## start

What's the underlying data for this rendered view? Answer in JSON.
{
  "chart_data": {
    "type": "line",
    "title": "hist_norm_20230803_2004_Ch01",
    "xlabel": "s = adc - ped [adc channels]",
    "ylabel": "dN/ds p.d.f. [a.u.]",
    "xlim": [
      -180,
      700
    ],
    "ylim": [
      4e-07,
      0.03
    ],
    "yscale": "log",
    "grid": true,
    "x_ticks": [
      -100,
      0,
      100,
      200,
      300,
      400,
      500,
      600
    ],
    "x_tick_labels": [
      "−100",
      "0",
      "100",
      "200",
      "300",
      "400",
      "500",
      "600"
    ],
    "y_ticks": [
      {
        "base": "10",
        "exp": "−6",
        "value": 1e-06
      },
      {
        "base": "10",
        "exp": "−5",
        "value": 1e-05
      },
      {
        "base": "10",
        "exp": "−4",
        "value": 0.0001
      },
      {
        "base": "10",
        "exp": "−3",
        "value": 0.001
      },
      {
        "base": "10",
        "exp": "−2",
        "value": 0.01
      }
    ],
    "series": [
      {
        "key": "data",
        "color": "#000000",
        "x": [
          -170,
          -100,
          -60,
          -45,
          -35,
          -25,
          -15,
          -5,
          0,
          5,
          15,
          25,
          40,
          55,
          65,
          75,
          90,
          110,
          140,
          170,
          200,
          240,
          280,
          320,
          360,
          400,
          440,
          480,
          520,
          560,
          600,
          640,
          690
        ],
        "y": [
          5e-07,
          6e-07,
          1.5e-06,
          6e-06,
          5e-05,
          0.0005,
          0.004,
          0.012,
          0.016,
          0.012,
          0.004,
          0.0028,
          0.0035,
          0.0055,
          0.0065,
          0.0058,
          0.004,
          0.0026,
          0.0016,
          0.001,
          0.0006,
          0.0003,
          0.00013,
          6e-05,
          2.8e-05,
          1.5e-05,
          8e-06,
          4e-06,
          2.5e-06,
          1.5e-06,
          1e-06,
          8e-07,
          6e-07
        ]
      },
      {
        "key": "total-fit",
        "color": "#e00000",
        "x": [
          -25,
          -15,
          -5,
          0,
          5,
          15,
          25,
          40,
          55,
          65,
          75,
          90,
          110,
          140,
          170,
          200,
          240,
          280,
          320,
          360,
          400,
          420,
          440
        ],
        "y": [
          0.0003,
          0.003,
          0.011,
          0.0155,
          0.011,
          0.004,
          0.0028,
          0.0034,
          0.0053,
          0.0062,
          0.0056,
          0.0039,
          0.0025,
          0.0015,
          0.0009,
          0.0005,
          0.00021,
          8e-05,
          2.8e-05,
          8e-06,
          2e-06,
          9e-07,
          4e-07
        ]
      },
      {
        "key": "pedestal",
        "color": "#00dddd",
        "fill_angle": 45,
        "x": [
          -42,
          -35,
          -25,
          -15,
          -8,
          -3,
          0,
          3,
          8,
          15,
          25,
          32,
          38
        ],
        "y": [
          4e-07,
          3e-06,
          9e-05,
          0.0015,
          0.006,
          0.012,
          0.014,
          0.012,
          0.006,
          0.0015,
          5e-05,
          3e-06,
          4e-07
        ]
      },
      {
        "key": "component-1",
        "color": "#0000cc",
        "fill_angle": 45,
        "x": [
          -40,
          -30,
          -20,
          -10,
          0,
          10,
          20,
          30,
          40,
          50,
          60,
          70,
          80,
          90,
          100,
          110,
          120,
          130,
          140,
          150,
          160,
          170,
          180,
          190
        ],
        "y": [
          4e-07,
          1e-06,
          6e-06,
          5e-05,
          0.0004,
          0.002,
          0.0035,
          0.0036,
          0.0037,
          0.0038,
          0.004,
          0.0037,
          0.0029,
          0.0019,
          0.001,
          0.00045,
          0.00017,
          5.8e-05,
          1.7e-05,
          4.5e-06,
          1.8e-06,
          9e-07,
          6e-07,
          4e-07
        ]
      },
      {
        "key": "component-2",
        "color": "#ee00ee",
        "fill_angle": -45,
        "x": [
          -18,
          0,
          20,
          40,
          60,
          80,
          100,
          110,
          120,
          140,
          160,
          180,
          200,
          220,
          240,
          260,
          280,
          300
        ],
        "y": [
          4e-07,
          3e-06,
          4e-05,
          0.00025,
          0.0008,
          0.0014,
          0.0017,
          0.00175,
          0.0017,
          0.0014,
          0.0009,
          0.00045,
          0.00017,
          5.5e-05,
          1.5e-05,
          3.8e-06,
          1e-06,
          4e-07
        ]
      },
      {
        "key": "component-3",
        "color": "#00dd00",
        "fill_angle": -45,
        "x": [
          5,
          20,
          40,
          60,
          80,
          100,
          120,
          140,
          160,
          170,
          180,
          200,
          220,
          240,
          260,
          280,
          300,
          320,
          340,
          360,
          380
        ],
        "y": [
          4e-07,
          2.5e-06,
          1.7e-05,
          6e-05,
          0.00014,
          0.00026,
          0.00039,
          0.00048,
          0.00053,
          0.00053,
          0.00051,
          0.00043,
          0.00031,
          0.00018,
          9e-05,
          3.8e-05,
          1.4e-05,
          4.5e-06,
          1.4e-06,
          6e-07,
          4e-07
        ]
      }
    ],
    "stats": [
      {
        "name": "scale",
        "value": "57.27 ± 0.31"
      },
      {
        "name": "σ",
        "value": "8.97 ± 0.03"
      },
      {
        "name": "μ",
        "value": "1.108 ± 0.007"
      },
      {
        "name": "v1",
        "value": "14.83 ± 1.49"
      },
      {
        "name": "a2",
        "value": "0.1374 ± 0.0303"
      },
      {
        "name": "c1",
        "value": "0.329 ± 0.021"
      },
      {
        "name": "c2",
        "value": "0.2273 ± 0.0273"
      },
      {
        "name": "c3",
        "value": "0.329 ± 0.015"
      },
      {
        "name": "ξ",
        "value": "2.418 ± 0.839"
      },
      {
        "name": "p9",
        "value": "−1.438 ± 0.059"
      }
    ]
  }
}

## end

● The problem: Look above for every line with the word "color" and copy it.

● Response to the task:
        "color": "#000000",
        "color": "#e00000",
        "color": "#00dddd",
        "color": "#0000cc",
        "color": "#ee00ee",
        "color": "#00dd00",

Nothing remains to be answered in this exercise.